- What you are asked to do -
Every line below that holds the string "스트레칭" should be copied out.

- Task material -
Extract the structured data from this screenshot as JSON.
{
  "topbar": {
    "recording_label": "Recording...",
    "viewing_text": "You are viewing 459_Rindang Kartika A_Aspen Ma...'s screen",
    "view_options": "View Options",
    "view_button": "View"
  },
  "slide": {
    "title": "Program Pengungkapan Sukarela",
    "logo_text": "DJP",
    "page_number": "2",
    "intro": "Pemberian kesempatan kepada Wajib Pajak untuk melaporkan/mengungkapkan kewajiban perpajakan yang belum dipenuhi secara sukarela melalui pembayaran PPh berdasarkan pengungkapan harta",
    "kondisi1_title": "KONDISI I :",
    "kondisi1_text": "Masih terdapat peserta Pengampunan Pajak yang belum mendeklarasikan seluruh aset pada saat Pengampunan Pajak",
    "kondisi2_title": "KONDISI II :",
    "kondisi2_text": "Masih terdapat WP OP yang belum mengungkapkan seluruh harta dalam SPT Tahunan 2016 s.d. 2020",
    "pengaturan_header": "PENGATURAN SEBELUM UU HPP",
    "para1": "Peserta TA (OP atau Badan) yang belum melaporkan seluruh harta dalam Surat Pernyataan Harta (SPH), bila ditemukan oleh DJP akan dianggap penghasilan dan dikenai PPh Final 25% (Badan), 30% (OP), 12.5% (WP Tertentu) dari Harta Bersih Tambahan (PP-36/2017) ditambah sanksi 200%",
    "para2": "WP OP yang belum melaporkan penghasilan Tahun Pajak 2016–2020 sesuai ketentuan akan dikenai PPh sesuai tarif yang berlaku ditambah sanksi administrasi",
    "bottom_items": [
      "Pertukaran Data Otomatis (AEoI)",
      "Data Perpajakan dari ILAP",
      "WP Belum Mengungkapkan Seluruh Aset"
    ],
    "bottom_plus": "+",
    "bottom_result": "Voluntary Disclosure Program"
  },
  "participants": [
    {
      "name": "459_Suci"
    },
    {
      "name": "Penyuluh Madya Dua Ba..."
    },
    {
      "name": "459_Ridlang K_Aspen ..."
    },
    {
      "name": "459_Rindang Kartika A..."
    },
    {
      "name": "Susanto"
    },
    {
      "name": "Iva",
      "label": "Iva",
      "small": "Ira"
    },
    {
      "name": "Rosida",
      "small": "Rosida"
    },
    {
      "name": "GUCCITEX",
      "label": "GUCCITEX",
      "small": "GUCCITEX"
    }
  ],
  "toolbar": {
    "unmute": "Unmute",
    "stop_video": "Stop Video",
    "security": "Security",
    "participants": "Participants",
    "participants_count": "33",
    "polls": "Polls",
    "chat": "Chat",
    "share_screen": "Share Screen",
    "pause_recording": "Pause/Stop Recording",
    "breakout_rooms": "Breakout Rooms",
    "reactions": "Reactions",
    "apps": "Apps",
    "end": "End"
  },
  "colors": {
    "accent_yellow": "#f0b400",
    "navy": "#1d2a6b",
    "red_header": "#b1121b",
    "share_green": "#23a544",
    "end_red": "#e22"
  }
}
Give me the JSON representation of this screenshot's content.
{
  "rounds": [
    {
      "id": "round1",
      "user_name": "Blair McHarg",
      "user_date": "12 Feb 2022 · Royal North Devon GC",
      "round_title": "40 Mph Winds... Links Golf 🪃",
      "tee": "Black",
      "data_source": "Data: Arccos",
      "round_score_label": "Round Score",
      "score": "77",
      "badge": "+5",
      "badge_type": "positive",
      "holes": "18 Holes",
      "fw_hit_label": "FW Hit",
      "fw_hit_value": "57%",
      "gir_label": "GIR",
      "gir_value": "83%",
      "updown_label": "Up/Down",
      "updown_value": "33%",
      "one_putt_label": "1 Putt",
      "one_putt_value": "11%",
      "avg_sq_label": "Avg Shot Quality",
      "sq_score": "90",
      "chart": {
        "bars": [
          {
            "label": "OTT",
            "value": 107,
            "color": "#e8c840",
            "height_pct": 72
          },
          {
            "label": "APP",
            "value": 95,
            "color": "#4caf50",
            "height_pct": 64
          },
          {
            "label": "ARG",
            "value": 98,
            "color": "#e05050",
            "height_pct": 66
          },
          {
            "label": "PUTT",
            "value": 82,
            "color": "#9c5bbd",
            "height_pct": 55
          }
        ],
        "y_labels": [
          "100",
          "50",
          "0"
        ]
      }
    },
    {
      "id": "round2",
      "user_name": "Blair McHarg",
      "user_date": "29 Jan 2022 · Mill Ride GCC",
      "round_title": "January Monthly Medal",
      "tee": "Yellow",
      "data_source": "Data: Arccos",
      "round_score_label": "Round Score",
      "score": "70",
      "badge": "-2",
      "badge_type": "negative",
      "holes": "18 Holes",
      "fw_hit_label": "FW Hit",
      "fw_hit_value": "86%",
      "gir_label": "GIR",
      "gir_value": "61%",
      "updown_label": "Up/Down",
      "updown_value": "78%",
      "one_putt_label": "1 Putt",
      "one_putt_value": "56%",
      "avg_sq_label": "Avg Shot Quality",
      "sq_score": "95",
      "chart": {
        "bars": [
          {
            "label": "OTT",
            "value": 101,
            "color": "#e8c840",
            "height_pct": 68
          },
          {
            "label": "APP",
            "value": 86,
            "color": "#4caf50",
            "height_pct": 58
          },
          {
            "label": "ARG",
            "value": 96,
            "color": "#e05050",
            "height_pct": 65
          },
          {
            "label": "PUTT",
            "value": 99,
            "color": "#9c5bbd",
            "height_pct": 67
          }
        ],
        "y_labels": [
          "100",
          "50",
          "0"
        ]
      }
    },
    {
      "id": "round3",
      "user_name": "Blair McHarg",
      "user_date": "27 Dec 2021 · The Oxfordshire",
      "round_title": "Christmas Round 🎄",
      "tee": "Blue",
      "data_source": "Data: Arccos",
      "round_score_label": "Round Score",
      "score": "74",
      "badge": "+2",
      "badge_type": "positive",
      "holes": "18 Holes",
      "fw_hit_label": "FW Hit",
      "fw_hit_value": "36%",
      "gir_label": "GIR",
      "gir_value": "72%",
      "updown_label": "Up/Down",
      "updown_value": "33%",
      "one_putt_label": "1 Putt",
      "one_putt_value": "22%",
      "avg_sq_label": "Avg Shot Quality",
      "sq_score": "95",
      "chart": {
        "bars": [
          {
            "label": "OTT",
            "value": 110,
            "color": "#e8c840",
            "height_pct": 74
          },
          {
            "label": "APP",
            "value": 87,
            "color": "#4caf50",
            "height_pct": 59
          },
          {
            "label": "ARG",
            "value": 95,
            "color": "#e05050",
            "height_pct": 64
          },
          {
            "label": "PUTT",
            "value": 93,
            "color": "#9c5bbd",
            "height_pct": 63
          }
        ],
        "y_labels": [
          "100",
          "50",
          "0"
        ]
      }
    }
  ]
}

--

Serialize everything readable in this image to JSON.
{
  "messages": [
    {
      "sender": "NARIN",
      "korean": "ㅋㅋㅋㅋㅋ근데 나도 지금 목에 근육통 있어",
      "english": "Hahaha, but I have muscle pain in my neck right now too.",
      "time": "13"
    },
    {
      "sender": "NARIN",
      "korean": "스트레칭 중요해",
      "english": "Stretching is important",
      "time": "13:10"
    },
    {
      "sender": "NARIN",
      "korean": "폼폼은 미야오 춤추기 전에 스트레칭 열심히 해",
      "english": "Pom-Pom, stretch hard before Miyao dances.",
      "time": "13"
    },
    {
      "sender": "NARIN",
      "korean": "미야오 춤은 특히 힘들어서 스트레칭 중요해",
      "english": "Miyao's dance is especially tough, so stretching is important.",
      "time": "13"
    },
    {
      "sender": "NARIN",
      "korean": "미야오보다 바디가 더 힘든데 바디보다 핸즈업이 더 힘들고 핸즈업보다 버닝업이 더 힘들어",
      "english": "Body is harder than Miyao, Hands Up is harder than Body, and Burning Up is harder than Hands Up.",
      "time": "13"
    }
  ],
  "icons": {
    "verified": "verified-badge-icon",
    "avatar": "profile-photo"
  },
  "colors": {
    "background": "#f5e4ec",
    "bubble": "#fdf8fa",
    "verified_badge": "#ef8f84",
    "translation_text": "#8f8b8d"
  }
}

...

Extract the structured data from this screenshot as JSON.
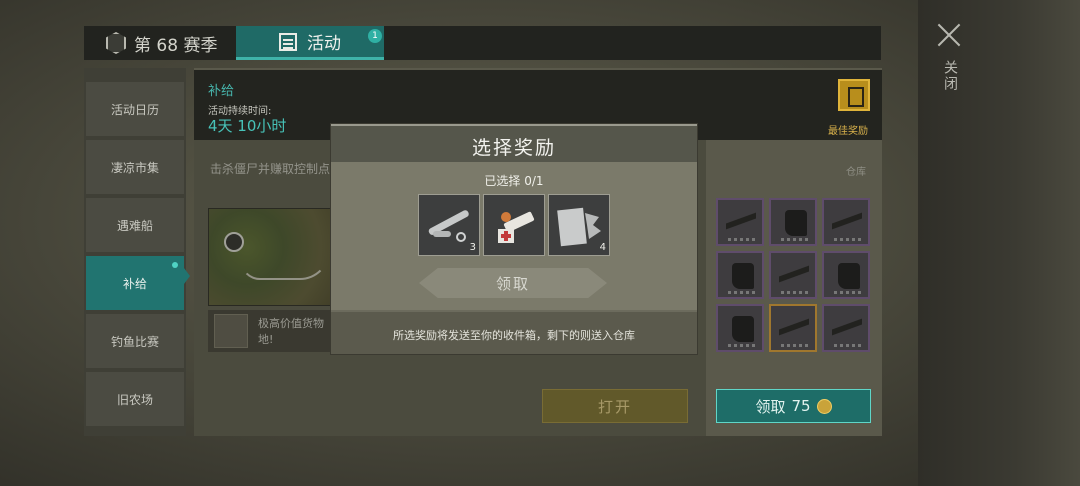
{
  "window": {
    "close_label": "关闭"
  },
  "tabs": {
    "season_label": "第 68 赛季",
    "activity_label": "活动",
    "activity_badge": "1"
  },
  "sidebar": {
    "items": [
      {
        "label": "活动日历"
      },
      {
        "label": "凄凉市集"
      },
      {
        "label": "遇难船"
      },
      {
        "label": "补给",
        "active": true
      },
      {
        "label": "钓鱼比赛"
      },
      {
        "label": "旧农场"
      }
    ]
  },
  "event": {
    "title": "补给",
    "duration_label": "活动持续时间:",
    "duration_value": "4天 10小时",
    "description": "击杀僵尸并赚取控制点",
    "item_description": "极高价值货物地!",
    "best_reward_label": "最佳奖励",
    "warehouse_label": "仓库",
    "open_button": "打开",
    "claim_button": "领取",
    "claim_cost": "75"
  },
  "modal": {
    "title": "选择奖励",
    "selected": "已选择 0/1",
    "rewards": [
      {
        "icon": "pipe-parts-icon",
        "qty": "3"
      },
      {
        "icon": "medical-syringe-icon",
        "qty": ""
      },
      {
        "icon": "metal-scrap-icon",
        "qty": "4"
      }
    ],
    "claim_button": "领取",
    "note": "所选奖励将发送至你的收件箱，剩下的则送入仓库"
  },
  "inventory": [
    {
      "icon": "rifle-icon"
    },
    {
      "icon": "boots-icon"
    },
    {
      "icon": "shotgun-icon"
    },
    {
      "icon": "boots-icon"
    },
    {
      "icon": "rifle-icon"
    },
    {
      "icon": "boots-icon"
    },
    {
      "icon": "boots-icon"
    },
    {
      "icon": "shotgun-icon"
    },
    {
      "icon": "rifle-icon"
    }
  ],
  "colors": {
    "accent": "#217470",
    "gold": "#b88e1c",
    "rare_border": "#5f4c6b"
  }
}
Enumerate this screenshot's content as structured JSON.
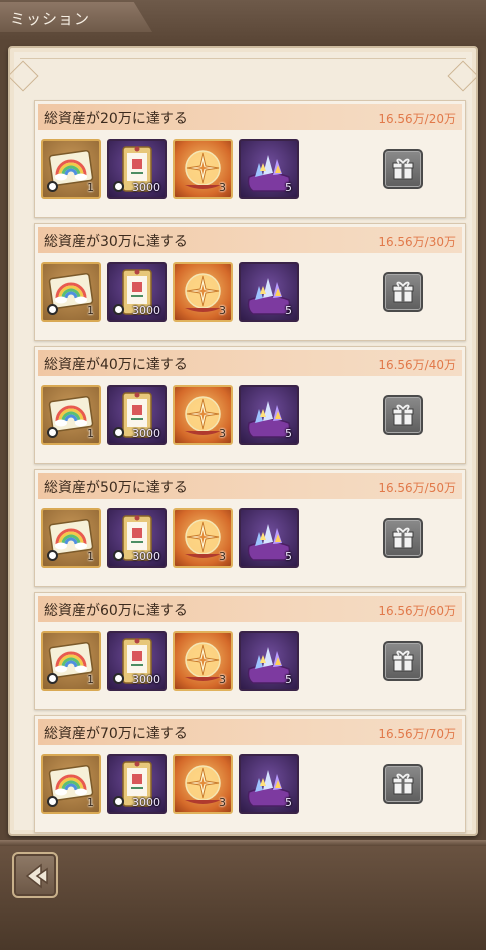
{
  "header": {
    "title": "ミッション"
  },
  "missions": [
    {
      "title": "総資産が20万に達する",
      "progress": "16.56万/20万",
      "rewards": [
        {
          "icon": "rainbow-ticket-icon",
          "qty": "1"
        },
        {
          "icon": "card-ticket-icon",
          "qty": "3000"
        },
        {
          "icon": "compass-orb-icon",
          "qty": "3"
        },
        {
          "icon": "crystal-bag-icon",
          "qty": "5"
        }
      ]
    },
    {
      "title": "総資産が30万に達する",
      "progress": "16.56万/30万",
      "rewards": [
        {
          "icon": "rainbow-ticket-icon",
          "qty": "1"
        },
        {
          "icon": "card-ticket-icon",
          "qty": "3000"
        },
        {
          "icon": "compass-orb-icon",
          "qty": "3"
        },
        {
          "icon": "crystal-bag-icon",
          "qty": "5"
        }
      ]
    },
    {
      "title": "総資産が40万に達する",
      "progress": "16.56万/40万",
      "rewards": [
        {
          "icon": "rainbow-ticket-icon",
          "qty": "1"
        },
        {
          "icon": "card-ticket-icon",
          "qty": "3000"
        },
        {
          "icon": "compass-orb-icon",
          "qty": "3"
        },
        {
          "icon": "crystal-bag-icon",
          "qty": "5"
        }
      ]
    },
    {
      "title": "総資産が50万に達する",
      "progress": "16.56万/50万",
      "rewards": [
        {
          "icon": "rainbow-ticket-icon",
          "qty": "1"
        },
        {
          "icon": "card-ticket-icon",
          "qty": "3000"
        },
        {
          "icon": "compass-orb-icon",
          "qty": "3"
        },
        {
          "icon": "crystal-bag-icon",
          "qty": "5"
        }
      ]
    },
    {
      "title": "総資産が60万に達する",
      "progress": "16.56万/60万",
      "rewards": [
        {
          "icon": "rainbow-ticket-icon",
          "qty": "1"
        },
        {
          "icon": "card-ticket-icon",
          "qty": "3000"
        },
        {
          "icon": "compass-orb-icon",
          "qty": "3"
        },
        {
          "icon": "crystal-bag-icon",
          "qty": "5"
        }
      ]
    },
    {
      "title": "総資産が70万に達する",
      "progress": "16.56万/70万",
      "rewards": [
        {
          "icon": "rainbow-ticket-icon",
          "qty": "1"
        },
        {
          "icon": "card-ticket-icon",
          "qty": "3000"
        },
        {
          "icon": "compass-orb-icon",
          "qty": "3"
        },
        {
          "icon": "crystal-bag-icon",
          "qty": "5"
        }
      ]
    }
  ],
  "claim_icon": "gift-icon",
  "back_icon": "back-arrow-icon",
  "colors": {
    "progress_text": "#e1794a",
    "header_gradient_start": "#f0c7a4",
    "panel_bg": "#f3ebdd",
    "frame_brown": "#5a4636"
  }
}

- Response -
      "korean": "스트레칭 중요해",
      "korean": "폼폼은 미야오 춤추기 전에 스트레칭 열심히 해",
      "korean": "미야오 춤은 특히 힘들어서 스트레칭 중요해",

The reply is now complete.